→ READING PASSAGE
The Colts met the Jaguars in Week 3 at Lucas Oil Stadium. A look back at that matchup gives us a clue about what to expect during Thursday night's prime time game. Stampede Blue's Eric Miller looks at what the Colts defense did and what they need to do to put this one in the win column.

Michael Hickey

I know I normally break down the most recent game. I was at the Miami game and was fairly pleased with what I saw. I will get to that one later in the week. I decided to jump back and look at the game we played against Jags during week 3.

This one should haunt Colts fans. Can you imagine being 6-2 at this point? We should be. We played the Jacksonville Jaguars in week 3 and were 80 yards and 0:56 and, as it turns out, 1 play away from winning the game. First some general comments about what I saw on the film.

  1. We need to have a great plan for taking on the FB. The Jags used a blocking FB on nearly every run last time. Our ILBs need to be strong and shed that blocker to close up holes. I expect Pat Angerer to excel at this. He didn't play in week three and could make a big difference this time around.

  2. For years offenses have tried to negate the Colts pass rush by using quick drops and getting the ball out of Blane Gabbert's hands. I expect that to continue again this week. No crazy stunts that take too long to develop. Quick, well timed blitzes should be the only extra pressure plays called.

  3. The defensive line did a great job in game 1 of winning when they had a 1-on-1 matchup. This needs to continue. The Jags have many run designed that use double team blocks to open holes up. If the defenders find themselves in a single blocker matchup, they need to win.

  4. Backside run support discipline, as always, will be key. If the cut-back lanes are not controlled, it could be a long night for the defense. Looking at the first game, we showed great discipline on some plays and terrible on others. Consistency will be key.

On to some film breakdown.

1st Quarter, 3:39 remaining, 1st & 10 on the JAX 20

Here is an example of good backside discipline and the defensive line winning a 1-on-1 matchup. First, a look at the defensive scheme on the play.


Look at Vontae Davis down at the bottom of the picture. His first responsibility is the TE on that side of the field. If that TE runs a route, he has that coverage. It is also key that the two ILBs fill their gaps well.


Here we see the TE stayed in to block the rushing OLB. The OT moved Cory Redding to the inside, opening up a cutback lane for MJD. Davis recognized that opening and made his way up to fill that gap.


Davis fills the gap, Redding sheds the block, play stopped for short game. THIS is how we need to play defense.

3rd Quarter 12:16 remaining, 1st & 10 on the JAX 41

This is an example how not to play defense. Similar concept to the previous play. It's Jerraud Powers at the bottom of the screen this time. Again, his first responsibility is to cover any receiver that comes out to his side of the field. His read is on the TE and WR to that side of the field.

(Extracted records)
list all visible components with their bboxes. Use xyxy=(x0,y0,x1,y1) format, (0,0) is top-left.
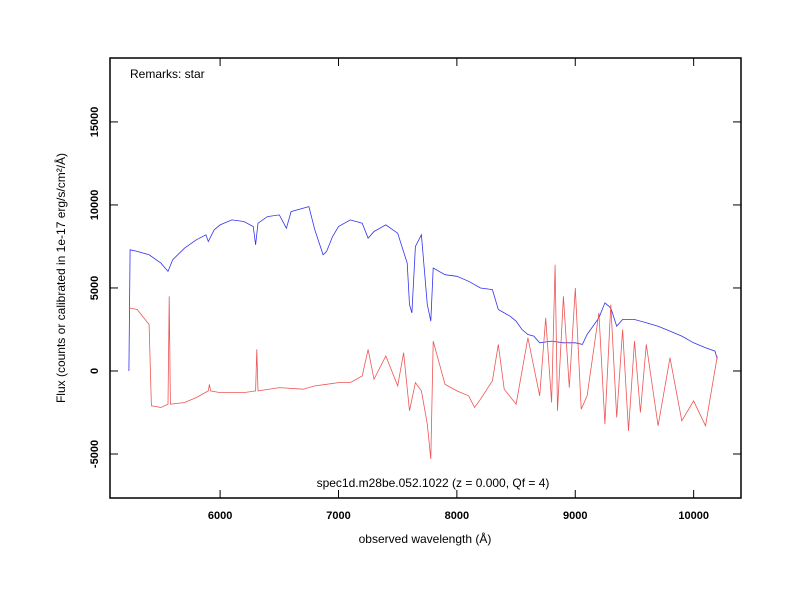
spectrum-line xyxy=(128,206,718,372)
y-tick-label: 15000 xyxy=(89,107,101,138)
spectrum-label: spec1d.m28be.052.1022 (z = 0.000, Qf = 4… xyxy=(317,476,550,490)
y-tick-label: 0 xyxy=(89,368,101,374)
x-tick-label: 9000 xyxy=(563,510,587,522)
y-tick-label: 5000 xyxy=(89,276,101,300)
spectrum-line xyxy=(128,264,718,460)
plot-frame xyxy=(109,57,742,499)
x-tick-label: 10000 xyxy=(678,510,709,522)
y-tick-label: 10000 xyxy=(89,190,101,221)
x-tick-label: 8000 xyxy=(445,510,469,522)
remarks: Remarks: star xyxy=(130,67,205,81)
y-tick-label: -5000 xyxy=(89,440,101,468)
x-tick-label: 6000 xyxy=(208,510,232,522)
x-tick-label: 7000 xyxy=(326,510,350,522)
y-axis-label: Flux (counts or calibrated in 1e-17 erg/… xyxy=(53,153,68,403)
x-axis-label: observed wavelength (Å) xyxy=(359,531,492,546)
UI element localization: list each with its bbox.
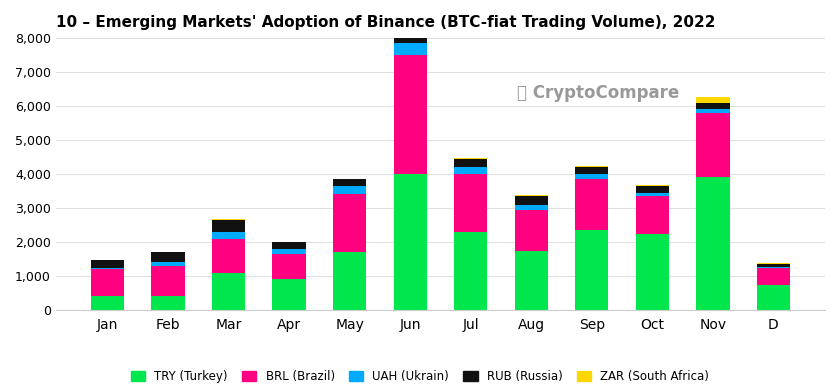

→ TASK DIRECTIONS
Could you pick up the Colts–Jaguars defensive film breakdown after its last sentence and keep writing it?

→ WRITTEN ANSWER
This time, Powers reads an outside run and comes around the outside of the line. As the TE and OT start on a double team on Redding, the FB comes and wipes out the OLB. The two ILBs try to fill gaps and the OT releases to the second level and the pulled guard from the opposite side opens a seam. Also check out the WR on the left side of the picture. He makes no move to the outside, but comes inside to block the safety. Even though you can't see Powers, he is unblocked on the outside.


If Powers had read the WR correctly, he would have followed the WR to the inside and had a better angle on the play. Instead, Powers misreads the play and leaves a lane open. Result, touchdown Jags.


4th Quarter 12:04 remaining, 1st & 10 on IND 24

A little about play design here. Manusky sends a blitz here that rattle Gabbert. A look at design first. A basic alignment we'd used all day with 3 down linemen and 2 OLBs pushed up to rush. Both ILBs show blitz before the snap. Man coverage underneath with a "robber-1" concept in the secondary.


Here's a look from Gabbert's perspective. You can see the Colts have "outflanked" the Jags. 5 defenders that could rush v. 4 blockers on that side of the line. Good design. Where it falls apart for me is on the other side of the line. With the OLB rushing the passer, the TE gets a free release off the line. As you can see, no one is covering him.


Let's look at the wide angle again. With the rushers bearing down on Gabbert, he has to make a snap decision. There are still 2 receivers wide open with one defender unsure of who to cover. If Gabbert had read the release of the TE, this play could have been a TD.


A better design would have let the OLB jam the TE at the line. We still would have had the advantage that allowed the free rusher and better coverage in the secondary. This play actually resulted in a defensive PI call that gave the Jags another 1st down, but it had the potential of being a better if the design was just changed slightly.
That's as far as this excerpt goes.